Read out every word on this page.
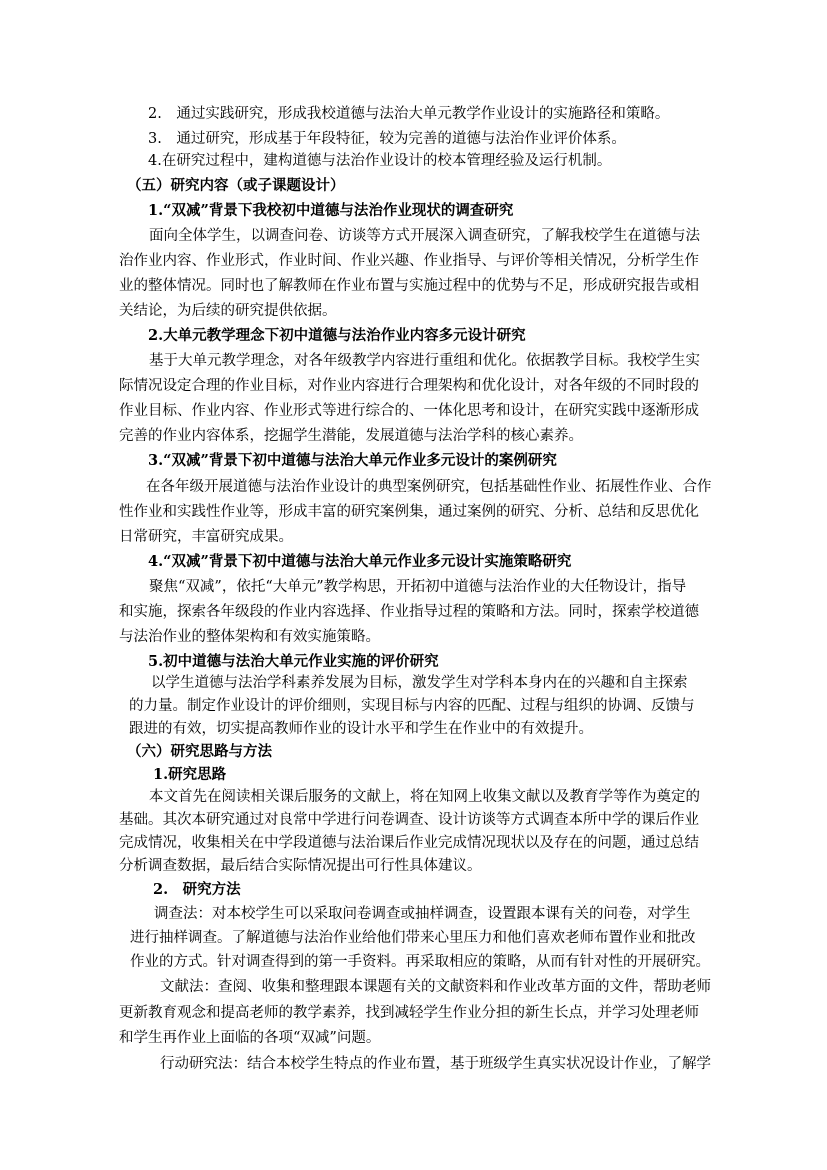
2.　通过实践研究，形成我校道德与法治大单元教学作业设计的实施路径和策略。
3.　通过研究，形成基于年段特征，较为完善的道德与法治作业评价体系。
4.在研究过程中，建构道德与法治作业设计的校本管理经验及运行机制。
（五）研究内容（或子课题设计）
1.“双减”背景下我校初中道德与法治作业现状的调查研究
面向全体学生，以调查问卷、访谈等方式开展深入调查研究，了解我校学生在道德与法
治作业内容、作业形式，作业时间、作业兴趣、作业指导、与评价等相关情况，分析学生作
业的整体情况。同时也了解教师在作业布置与实施过程中的优势与不足，形成研究报告或相
关结论，为后续的研究提供依据。
2.大单元教学理念下初中道德与法治作业内容多元设计研究
基于大单元教学理念，对各年级教学内容进行重组和优化。依据教学目标。我校学生实
际情况设定合理的作业目标，对作业内容进行合理架构和优化设计，对各年级的不同时段的
作业目标、作业内容、作业形式等进行综合的、一体化思考和设计，在研究实践中逐渐形成
完善的作业内容体系，挖掘学生潜能，发展道德与法治学科的核心素养。
3.“双减”背景下初中道德与法治大单元作业多元设计的案例研究
在各年级开展道德与法治作业设计的典型案例研究，包括基础性作业、拓展性作业、合作
性作业和实践性作业等，形成丰富的研究案例集，通过案例的研究、分析、总结和反思优化
日常研究，丰富研究成果。
4.“双减”背景下初中道德与法治大单元作业多元设计实施策略研究
聚焦“双减”，依托“大单元”教学构思，开拓初中道德与法治作业的大任物设计，指导
和实施，探索各年级段的作业内容选择、作业指导过程的策略和方法。同时，探索学校道德
与法治作业的整体架构和有效实施策略。
5.初中道德与法治大单元作业实施的评价研究
以学生道德与法治学科素养发展为目标，激发学生对学科本身内在的兴趣和自主探索
的力量。制定作业设计的评价细则，实现目标与内容的匹配、过程与组织的协调、反馈与
跟进的有效，切实提高教师作业的设计水平和学生在作业中的有效提升。
（六）研究思路与方法
1.研究思路
本文首先在阅读相关课后服务的文献上，将在知网上收集文献以及教育学等作为奠定的
基础。其次本研究通过对良常中学进行问卷调查、设计访谈等方式调查本所中学的课后作业
完成情况，收集相关在中学段道德与法治课后作业完成情况现状以及存在的问题，通过总结
分析调查数据，最后结合实际情况提出可行性具体建议。
2.　研究方法
调查法：对本校学生可以采取问卷调查或抽样调查，设置跟本课有关的问卷，对学生
进行抽样调查。了解道德与法治作业给他们带来心里压力和他们喜欢老师布置作业和批改
作业的方式。针对调查得到的第一手资料。再采取相应的策略，从而有针对性的开展研究。
文献法：查阅、收集和整理跟本课题有关的文献资料和作业改革方面的文件，帮助老师
更新教育观念和提高老师的教学素养，找到减轻学生作业分担的新生长点，并学习处理老师
和学生再作业上面临的各项“双减”问题。
行动研究法：结合本校学生特点的作业布置，基于班级学生真实状况设计作业，了解学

---

*Your instructions*
The records above are to be reproduced exactly; the pictures are to be left out.

*Result of this task*
Read out every word on this page.
2.　通过实践研究，形成我校道德与法治大单元教学作业设计的实施路径和策略。
3.　通过研究，形成基于年段特征，较为完善的道德与法治作业评价体系。
4.在研究过程中，建构道德与法治作业设计的校本管理经验及运行机制。
（五）研究内容（或子课题设计）
1.“双减”背景下我校初中道德与法治作业现状的调查研究
面向全体学生，以调查问卷、访谈等方式开展深入调查研究，了解我校学生在道德与法
治作业内容、作业形式，作业时间、作业兴趣、作业指导、与评价等相关情况，分析学生作
业的整体情况。同时也了解教师在作业布置与实施过程中的优势与不足，形成研究报告或相
关结论，为后续的研究提供依据。
2.大单元教学理念下初中道德与法治作业内容多元设计研究
基于大单元教学理念，对各年级教学内容进行重组和优化。依据教学目标。我校学生实
际情况设定合理的作业目标，对作业内容进行合理架构和优化设计，对各年级的不同时段的
作业目标、作业内容、作业形式等进行综合的、一体化思考和设计，在研究实践中逐渐形成
完善的作业内容体系，挖掘学生潜能，发展道德与法治学科的核心素养。
3.“双减”背景下初中道德与法治大单元作业多元设计的案例研究
在各年级开展道德与法治作业设计的典型案例研究，包括基础性作业、拓展性作业、合作
性作业和实践性作业等，形成丰富的研究案例集，通过案例的研究、分析、总结和反思优化
日常研究，丰富研究成果。
4.“双减”背景下初中道德与法治大单元作业多元设计实施策略研究
聚焦“双减”，依托“大单元”教学构思，开拓初中道德与法治作业的大任物设计，指导
和实施，探索各年级段的作业内容选择、作业指导过程的策略和方法。同时，探索学校道德
与法治作业的整体架构和有效实施策略。
5.初中道德与法治大单元作业实施的评价研究
以学生道德与法治学科素养发展为目标，激发学生对学科本身内在的兴趣和自主探索
的力量。制定作业设计的评价细则，实现目标与内容的匹配、过程与组织的协调、反馈与
跟进的有效，切实提高教师作业的设计水平和学生在作业中的有效提升。
（六）研究思路与方法
1.研究思路
本文首先在阅读相关课后服务的文献上，将在知网上收集文献以及教育学等作为奠定的
基础。其次本研究通过对良常中学进行问卷调查、设计访谈等方式调查本所中学的课后作业
完成情况，收集相关在中学段道德与法治课后作业完成情况现状以及存在的问题，通过总结
分析调查数据，最后结合实际情况提出可行性具体建议。
2.　研究方法
调查法：对本校学生可以采取问卷调查或抽样调查，设置跟本课有关的问卷，对学生
进行抽样调查。了解道德与法治作业给他们带来心里压力和他们喜欢老师布置作业和批改
作业的方式。针对调查得到的第一手资料。再采取相应的策略，从而有针对性的开展研究。
文献法：查阅、收集和整理跟本课题有关的文献资料和作业改革方面的文件，帮助老师
更新教育观念和提高老师的教学素养，找到减轻学生作业分担的新生长点，并学习处理老师
和学生再作业上面临的各项“双减”问题。
行动研究法：结合本校学生特点的作业布置，基于班级学生真实状况设计作业，了解学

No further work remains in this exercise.